Texto fornecido
━━━
Imprensa “construiu” epidemia de febre amarela em 2018

No verão 2007/2008, notícias veiculadas na grande imprensa davam conta de que o Brasil vivia o risco iminente de uma epidemia de febre amarela. Mas, uma pesquisa realizada na Faculdade de Saúde Pública (FSP) da USP mostra que o “discurso” das reportagens e artigos publicados foi equivocado. “O país vivia uma epizootia, que caracteriza a manifestação contagiosa da doença em animais, e não uma epidemia”, aponta a jornalista Cláudia Malinverni, tratando o ocorrido como uma “epidemia midiática”.
━━━
Enunciado
No texto sobre a febre amarela na imprensa, o que o país vivia de fato, segundo Cláudia Malinverni?

Material de estudo
━━━
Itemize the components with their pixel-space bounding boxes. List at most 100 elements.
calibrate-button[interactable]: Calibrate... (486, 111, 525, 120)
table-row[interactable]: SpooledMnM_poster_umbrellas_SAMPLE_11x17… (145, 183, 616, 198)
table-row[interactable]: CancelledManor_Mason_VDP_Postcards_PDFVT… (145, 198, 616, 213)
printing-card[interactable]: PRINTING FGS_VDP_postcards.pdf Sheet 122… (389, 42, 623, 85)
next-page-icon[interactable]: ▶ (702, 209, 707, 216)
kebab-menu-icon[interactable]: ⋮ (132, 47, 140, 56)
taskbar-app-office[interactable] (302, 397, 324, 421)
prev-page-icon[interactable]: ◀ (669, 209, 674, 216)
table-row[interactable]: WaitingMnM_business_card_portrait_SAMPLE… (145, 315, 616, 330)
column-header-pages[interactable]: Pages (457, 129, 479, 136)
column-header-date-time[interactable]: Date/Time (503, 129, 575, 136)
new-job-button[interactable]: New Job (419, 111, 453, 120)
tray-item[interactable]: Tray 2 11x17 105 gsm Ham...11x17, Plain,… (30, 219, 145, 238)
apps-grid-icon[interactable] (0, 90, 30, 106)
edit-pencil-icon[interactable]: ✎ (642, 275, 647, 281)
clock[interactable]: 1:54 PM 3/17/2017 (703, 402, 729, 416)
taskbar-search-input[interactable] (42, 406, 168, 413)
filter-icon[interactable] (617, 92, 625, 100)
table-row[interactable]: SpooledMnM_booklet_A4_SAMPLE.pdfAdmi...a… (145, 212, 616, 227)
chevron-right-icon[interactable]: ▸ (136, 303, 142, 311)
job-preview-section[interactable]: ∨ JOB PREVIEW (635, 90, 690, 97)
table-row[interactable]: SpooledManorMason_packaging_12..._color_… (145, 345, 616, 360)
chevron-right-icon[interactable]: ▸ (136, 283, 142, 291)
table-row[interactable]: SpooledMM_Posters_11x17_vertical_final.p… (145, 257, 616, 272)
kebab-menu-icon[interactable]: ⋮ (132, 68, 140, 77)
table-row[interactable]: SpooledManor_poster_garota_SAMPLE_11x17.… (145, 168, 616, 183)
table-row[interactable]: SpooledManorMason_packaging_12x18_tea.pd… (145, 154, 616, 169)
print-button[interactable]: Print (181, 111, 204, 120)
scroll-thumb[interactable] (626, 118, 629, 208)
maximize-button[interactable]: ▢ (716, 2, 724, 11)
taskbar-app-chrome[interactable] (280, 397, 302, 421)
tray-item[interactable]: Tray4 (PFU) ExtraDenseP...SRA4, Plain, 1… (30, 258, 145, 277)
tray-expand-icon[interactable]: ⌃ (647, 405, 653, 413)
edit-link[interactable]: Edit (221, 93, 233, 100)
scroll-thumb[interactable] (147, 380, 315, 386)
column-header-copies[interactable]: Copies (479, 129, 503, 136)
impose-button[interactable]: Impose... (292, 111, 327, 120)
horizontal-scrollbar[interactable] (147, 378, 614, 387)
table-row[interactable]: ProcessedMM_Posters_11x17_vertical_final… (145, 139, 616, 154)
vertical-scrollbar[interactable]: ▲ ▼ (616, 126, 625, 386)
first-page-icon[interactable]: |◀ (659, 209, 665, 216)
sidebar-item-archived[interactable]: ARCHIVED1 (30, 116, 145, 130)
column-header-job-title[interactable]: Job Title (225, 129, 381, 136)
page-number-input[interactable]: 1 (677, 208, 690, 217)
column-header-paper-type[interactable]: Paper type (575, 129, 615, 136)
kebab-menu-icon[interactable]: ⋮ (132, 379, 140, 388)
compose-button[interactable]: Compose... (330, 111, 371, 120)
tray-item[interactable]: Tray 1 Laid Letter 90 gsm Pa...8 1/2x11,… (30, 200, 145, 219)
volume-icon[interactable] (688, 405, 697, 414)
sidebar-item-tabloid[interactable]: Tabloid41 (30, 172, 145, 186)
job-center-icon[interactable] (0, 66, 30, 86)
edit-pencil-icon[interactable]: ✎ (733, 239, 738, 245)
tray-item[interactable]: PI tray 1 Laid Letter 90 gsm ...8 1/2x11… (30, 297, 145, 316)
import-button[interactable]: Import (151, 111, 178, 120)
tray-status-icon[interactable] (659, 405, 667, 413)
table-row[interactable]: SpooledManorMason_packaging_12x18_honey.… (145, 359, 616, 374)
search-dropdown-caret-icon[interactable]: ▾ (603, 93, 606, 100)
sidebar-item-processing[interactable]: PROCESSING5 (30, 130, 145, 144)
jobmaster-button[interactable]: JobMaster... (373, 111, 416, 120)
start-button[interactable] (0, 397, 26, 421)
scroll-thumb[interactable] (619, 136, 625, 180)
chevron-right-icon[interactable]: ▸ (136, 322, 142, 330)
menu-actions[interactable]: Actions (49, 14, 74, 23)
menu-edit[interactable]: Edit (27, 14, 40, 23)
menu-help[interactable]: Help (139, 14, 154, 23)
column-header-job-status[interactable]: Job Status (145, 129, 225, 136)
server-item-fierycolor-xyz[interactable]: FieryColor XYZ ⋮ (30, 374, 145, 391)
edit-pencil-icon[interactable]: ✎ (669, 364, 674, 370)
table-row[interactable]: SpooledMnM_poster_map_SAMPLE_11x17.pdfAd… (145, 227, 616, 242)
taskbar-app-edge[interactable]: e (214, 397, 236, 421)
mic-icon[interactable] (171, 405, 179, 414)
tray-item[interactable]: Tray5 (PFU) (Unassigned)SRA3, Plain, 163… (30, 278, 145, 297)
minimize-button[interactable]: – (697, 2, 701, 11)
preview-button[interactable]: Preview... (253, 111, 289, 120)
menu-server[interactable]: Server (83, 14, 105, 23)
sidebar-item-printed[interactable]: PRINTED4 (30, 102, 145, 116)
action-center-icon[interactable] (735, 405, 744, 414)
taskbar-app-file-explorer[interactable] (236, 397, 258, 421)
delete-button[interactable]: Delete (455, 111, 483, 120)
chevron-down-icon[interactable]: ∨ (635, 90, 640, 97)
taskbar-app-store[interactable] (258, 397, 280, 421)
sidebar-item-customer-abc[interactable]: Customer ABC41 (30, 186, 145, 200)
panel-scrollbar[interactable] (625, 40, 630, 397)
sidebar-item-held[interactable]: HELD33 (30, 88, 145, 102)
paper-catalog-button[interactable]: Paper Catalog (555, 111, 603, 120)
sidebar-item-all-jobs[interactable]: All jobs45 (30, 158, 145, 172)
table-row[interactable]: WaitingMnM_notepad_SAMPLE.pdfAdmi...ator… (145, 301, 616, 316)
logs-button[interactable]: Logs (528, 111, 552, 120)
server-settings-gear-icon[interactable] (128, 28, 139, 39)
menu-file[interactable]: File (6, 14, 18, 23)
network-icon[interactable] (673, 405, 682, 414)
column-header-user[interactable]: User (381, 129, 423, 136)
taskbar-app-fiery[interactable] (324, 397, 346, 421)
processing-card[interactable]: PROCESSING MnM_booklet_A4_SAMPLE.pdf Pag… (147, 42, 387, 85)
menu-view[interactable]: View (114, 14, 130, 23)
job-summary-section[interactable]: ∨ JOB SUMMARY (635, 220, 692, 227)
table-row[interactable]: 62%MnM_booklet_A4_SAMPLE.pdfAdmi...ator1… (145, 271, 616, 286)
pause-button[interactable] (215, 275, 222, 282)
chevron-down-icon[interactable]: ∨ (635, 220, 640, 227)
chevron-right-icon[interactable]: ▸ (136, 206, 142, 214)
━━━
Resposta
Uma epizootia, que é a manifestação contagiosa da doença em animais, e não uma epidemia.